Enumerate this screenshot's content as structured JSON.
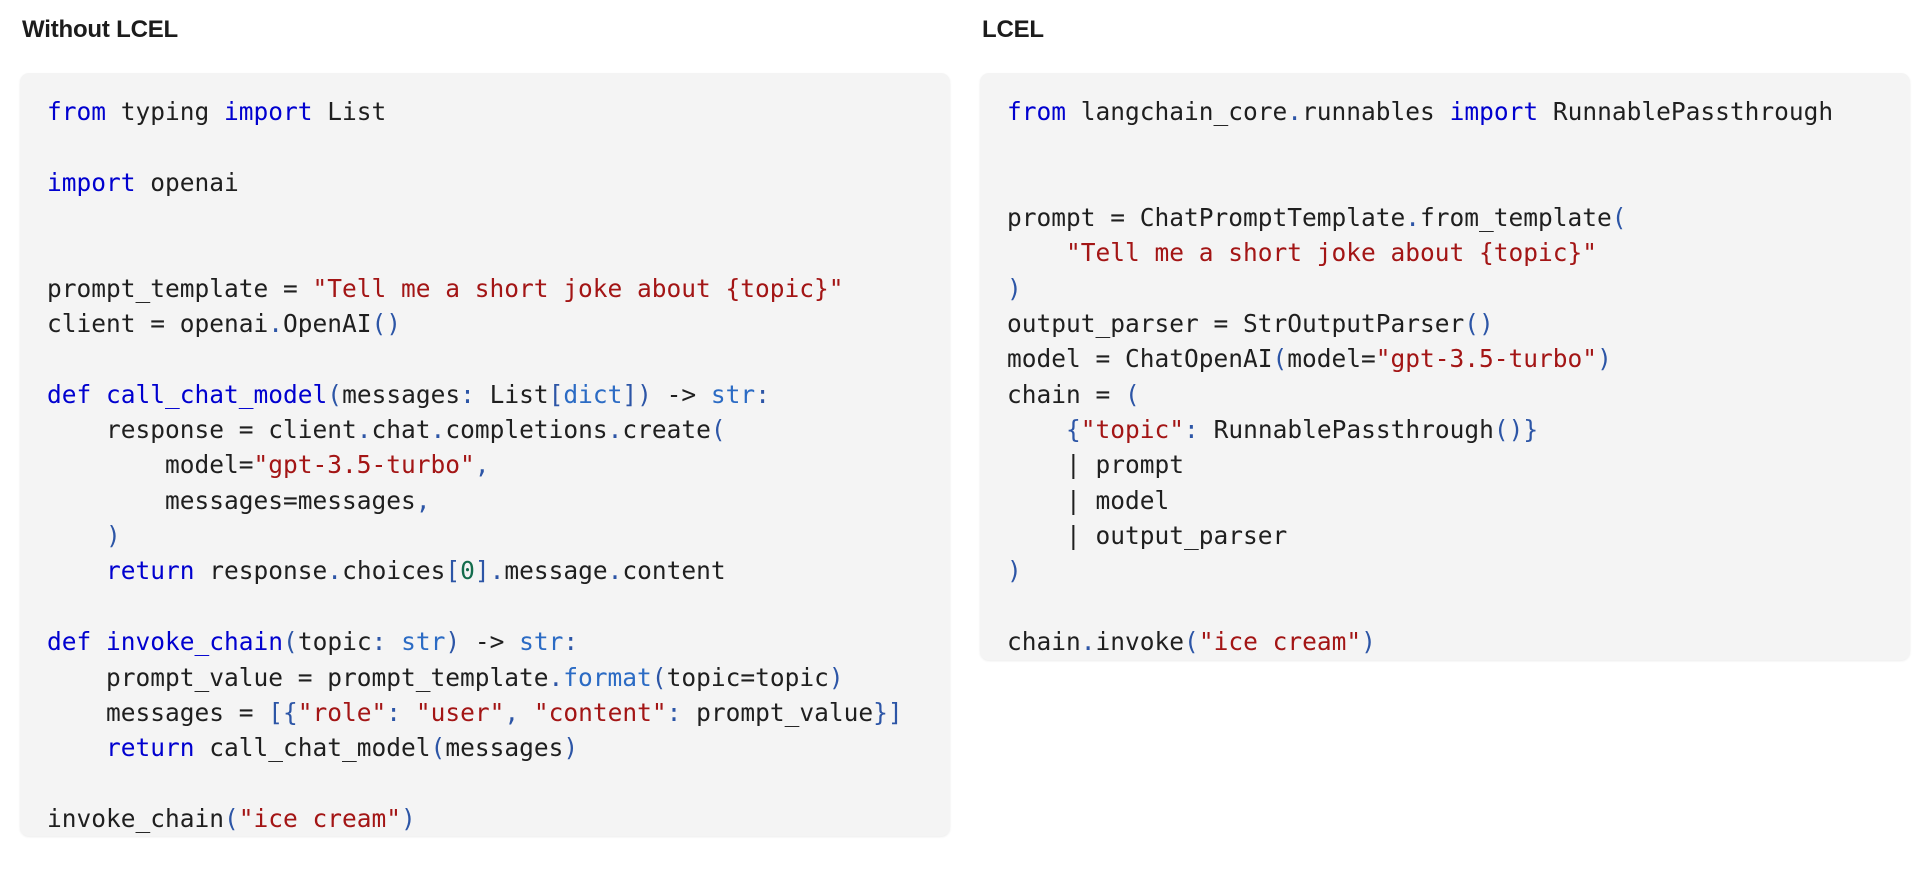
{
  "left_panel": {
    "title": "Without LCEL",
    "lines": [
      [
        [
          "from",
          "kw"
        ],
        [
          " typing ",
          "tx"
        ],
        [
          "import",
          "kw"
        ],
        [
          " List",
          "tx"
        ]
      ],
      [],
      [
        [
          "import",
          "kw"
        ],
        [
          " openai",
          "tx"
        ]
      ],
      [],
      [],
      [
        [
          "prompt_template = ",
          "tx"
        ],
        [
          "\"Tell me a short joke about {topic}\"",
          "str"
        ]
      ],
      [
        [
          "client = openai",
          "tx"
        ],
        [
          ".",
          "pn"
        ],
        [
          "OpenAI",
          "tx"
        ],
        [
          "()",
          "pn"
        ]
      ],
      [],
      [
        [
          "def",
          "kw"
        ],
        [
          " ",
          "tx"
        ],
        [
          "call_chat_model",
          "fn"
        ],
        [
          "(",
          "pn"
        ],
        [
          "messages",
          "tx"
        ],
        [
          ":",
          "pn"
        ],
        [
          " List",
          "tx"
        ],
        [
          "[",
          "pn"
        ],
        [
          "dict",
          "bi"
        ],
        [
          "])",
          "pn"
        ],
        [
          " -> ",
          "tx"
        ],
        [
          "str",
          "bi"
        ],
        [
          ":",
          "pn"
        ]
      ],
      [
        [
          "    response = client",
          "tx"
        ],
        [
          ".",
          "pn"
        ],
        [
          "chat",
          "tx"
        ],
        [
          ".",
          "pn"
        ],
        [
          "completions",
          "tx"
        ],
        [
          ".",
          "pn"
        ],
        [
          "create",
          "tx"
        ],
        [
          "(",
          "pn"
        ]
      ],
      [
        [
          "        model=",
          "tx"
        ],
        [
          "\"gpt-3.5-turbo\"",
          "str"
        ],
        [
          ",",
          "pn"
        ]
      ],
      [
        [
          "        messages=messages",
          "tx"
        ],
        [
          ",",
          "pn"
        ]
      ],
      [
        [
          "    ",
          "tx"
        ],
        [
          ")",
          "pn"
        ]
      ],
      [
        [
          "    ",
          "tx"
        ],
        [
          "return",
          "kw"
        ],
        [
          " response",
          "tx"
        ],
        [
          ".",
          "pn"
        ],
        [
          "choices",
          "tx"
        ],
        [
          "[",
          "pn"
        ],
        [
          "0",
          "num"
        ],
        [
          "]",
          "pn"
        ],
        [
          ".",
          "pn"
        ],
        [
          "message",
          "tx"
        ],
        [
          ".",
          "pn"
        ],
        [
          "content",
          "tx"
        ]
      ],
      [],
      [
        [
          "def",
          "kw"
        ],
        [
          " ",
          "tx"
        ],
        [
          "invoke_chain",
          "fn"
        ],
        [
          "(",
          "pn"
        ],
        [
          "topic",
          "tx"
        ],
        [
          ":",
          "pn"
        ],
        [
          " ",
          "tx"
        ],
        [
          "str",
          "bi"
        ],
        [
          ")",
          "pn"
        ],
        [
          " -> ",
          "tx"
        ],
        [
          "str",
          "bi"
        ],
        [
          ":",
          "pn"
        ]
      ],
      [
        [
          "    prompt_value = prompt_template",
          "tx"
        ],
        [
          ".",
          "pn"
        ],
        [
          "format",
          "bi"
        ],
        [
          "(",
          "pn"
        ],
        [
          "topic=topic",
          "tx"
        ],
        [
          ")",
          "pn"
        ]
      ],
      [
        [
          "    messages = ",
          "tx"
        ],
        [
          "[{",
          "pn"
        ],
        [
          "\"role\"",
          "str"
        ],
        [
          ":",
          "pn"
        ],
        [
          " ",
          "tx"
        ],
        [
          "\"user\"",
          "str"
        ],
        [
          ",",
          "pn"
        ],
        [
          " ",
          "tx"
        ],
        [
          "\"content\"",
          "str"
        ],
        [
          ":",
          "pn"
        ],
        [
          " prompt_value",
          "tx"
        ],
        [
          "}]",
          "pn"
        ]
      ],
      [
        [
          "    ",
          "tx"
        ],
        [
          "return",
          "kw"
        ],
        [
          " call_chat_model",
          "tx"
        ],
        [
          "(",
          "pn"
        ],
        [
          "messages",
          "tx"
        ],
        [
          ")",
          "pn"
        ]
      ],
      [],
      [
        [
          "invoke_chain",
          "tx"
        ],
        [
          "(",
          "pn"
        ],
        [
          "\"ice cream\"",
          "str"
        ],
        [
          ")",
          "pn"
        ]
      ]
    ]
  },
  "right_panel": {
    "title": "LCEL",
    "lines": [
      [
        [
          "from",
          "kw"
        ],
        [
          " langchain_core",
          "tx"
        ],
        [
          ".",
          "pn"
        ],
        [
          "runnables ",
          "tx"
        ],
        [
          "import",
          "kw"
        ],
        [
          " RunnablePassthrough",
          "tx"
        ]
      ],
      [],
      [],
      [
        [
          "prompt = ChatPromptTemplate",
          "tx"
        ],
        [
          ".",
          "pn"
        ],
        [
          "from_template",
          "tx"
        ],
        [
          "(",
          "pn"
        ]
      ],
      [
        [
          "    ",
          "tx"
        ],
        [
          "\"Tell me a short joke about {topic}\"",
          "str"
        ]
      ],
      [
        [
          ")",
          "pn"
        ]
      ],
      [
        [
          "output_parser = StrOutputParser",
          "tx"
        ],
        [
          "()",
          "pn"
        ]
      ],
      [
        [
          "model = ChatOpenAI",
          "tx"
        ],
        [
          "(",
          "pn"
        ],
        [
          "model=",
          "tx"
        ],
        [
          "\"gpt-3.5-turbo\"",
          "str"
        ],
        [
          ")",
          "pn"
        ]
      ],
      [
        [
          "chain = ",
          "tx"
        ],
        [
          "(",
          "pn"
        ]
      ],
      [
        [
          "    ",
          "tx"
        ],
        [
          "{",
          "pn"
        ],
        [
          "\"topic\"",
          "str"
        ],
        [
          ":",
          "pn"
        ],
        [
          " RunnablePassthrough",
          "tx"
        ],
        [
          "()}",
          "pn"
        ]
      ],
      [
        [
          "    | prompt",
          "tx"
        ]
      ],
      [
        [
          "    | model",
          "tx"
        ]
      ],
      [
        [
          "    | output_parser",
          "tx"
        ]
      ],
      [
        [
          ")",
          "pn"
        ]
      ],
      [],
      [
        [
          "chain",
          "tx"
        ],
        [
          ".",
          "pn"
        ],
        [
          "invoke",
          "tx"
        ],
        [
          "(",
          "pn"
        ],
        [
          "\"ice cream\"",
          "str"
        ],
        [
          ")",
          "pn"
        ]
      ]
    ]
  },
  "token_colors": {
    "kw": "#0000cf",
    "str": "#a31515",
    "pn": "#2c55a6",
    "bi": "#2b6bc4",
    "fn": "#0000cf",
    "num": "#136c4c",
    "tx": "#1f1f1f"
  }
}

§

■ Instruction
Print each line of the material above exactly, with the pictures removed from your copy.

■ Task result
Enumerate this screenshot's content as structured JSON.
{
  "left_panel": {
    "title": "Without LCEL",
    "lines": [
      [
        [
          "from",
          "kw"
        ],
        [
          " typing ",
          "tx"
        ],
        [
          "import",
          "kw"
        ],
        [
          " List",
          "tx"
        ]
      ],
      [],
      [
        [
          "import",
          "kw"
        ],
        [
          " openai",
          "tx"
        ]
      ],
      [],
      [],
      [
        [
          "prompt_template = ",
          "tx"
        ],
        [
          "\"Tell me a short joke about {topic}\"",
          "str"
        ]
      ],
      [
        [
          "client = openai",
          "tx"
        ],
        [
          ".",
          "pn"
        ],
        [
          "OpenAI",
          "tx"
        ],
        [
          "()",
          "pn"
        ]
      ],
      [],
      [
        [
          "def",
          "kw"
        ],
        [
          " ",
          "tx"
        ],
        [
          "call_chat_model",
          "fn"
        ],
        [
          "(",
          "pn"
        ],
        [
          "messages",
          "tx"
        ],
        [
          ":",
          "pn"
        ],
        [
          " List",
          "tx"
        ],
        [
          "[",
          "pn"
        ],
        [
          "dict",
          "bi"
        ],
        [
          "])",
          "pn"
        ],
        [
          " -> ",
          "tx"
        ],
        [
          "str",
          "bi"
        ],
        [
          ":",
          "pn"
        ]
      ],
      [
        [
          "    response = client",
          "tx"
        ],
        [
          ".",
          "pn"
        ],
        [
          "chat",
          "tx"
        ],
        [
          ".",
          "pn"
        ],
        [
          "completions",
          "tx"
        ],
        [
          ".",
          "pn"
        ],
        [
          "create",
          "tx"
        ],
        [
          "(",
          "pn"
        ]
      ],
      [
        [
          "        model=",
          "tx"
        ],
        [
          "\"gpt-3.5-turbo\"",
          "str"
        ],
        [
          ",",
          "pn"
        ]
      ],
      [
        [
          "        messages=messages",
          "tx"
        ],
        [
          ",",
          "pn"
        ]
      ],
      [
        [
          "    ",
          "tx"
        ],
        [
          ")",
          "pn"
        ]
      ],
      [
        [
          "    ",
          "tx"
        ],
        [
          "return",
          "kw"
        ],
        [
          " response",
          "tx"
        ],
        [
          ".",
          "pn"
        ],
        [
          "choices",
          "tx"
        ],
        [
          "[",
          "pn"
        ],
        [
          "0",
          "num"
        ],
        [
          "]",
          "pn"
        ],
        [
          ".",
          "pn"
        ],
        [
          "message",
          "tx"
        ],
        [
          ".",
          "pn"
        ],
        [
          "content",
          "tx"
        ]
      ],
      [],
      [
        [
          "def",
          "kw"
        ],
        [
          " ",
          "tx"
        ],
        [
          "invoke_chain",
          "fn"
        ],
        [
          "(",
          "pn"
        ],
        [
          "topic",
          "tx"
        ],
        [
          ":",
          "pn"
        ],
        [
          " ",
          "tx"
        ],
        [
          "str",
          "bi"
        ],
        [
          ")",
          "pn"
        ],
        [
          " -> ",
          "tx"
        ],
        [
          "str",
          "bi"
        ],
        [
          ":",
          "pn"
        ]
      ],
      [
        [
          "    prompt_value = prompt_template",
          "tx"
        ],
        [
          ".",
          "pn"
        ],
        [
          "format",
          "bi"
        ],
        [
          "(",
          "pn"
        ],
        [
          "topic=topic",
          "tx"
        ],
        [
          ")",
          "pn"
        ]
      ],
      [
        [
          "    messages = ",
          "tx"
        ],
        [
          "[{",
          "pn"
        ],
        [
          "\"role\"",
          "str"
        ],
        [
          ":",
          "pn"
        ],
        [
          " ",
          "tx"
        ],
        [
          "\"user\"",
          "str"
        ],
        [
          ",",
          "pn"
        ],
        [
          " ",
          "tx"
        ],
        [
          "\"content\"",
          "str"
        ],
        [
          ":",
          "pn"
        ],
        [
          " prompt_value",
          "tx"
        ],
        [
          "}]",
          "pn"
        ]
      ],
      [
        [
          "    ",
          "tx"
        ],
        [
          "return",
          "kw"
        ],
        [
          " call_chat_model",
          "tx"
        ],
        [
          "(",
          "pn"
        ],
        [
          "messages",
          "tx"
        ],
        [
          ")",
          "pn"
        ]
      ],
      [],
      [
        [
          "invoke_chain",
          "tx"
        ],
        [
          "(",
          "pn"
        ],
        [
          "\"ice cream\"",
          "str"
        ],
        [
          ")",
          "pn"
        ]
      ]
    ]
  },
  "right_panel": {
    "title": "LCEL",
    "lines": [
      [
        [
          "from",
          "kw"
        ],
        [
          " langchain_core",
          "tx"
        ],
        [
          ".",
          "pn"
        ],
        [
          "runnables ",
          "tx"
        ],
        [
          "import",
          "kw"
        ],
        [
          " RunnablePassthrough",
          "tx"
        ]
      ],
      [],
      [],
      [
        [
          "prompt = ChatPromptTemplate",
          "tx"
        ],
        [
          ".",
          "pn"
        ],
        [
          "from_template",
          "tx"
        ],
        [
          "(",
          "pn"
        ]
      ],
      [
        [
          "    ",
          "tx"
        ],
        [
          "\"Tell me a short joke about {topic}\"",
          "str"
        ]
      ],
      [
        [
          ")",
          "pn"
        ]
      ],
      [
        [
          "output_parser = StrOutputParser",
          "tx"
        ],
        [
          "()",
          "pn"
        ]
      ],
      [
        [
          "model = ChatOpenAI",
          "tx"
        ],
        [
          "(",
          "pn"
        ],
        [
          "model=",
          "tx"
        ],
        [
          "\"gpt-3.5-turbo\"",
          "str"
        ],
        [
          ")",
          "pn"
        ]
      ],
      [
        [
          "chain = ",
          "tx"
        ],
        [
          "(",
          "pn"
        ]
      ],
      [
        [
          "    ",
          "tx"
        ],
        [
          "{",
          "pn"
        ],
        [
          "\"topic\"",
          "str"
        ],
        [
          ":",
          "pn"
        ],
        [
          " RunnablePassthrough",
          "tx"
        ],
        [
          "()}",
          "pn"
        ]
      ],
      [
        [
          "    | prompt",
          "tx"
        ]
      ],
      [
        [
          "    | model",
          "tx"
        ]
      ],
      [
        [
          "    | output_parser",
          "tx"
        ]
      ],
      [
        [
          ")",
          "pn"
        ]
      ],
      [],
      [
        [
          "chain",
          "tx"
        ],
        [
          ".",
          "pn"
        ],
        [
          "invoke",
          "tx"
        ],
        [
          "(",
          "pn"
        ],
        [
          "\"ice cream\"",
          "str"
        ],
        [
          ")",
          "pn"
        ]
      ]
    ]
  },
  "token_colors": {
    "kw": "#0000cf",
    "str": "#a31515",
    "pn": "#2c55a6",
    "bi": "#2b6bc4",
    "fn": "#0000cf",
    "num": "#136c4c",
    "tx": "#1f1f1f"
  }
}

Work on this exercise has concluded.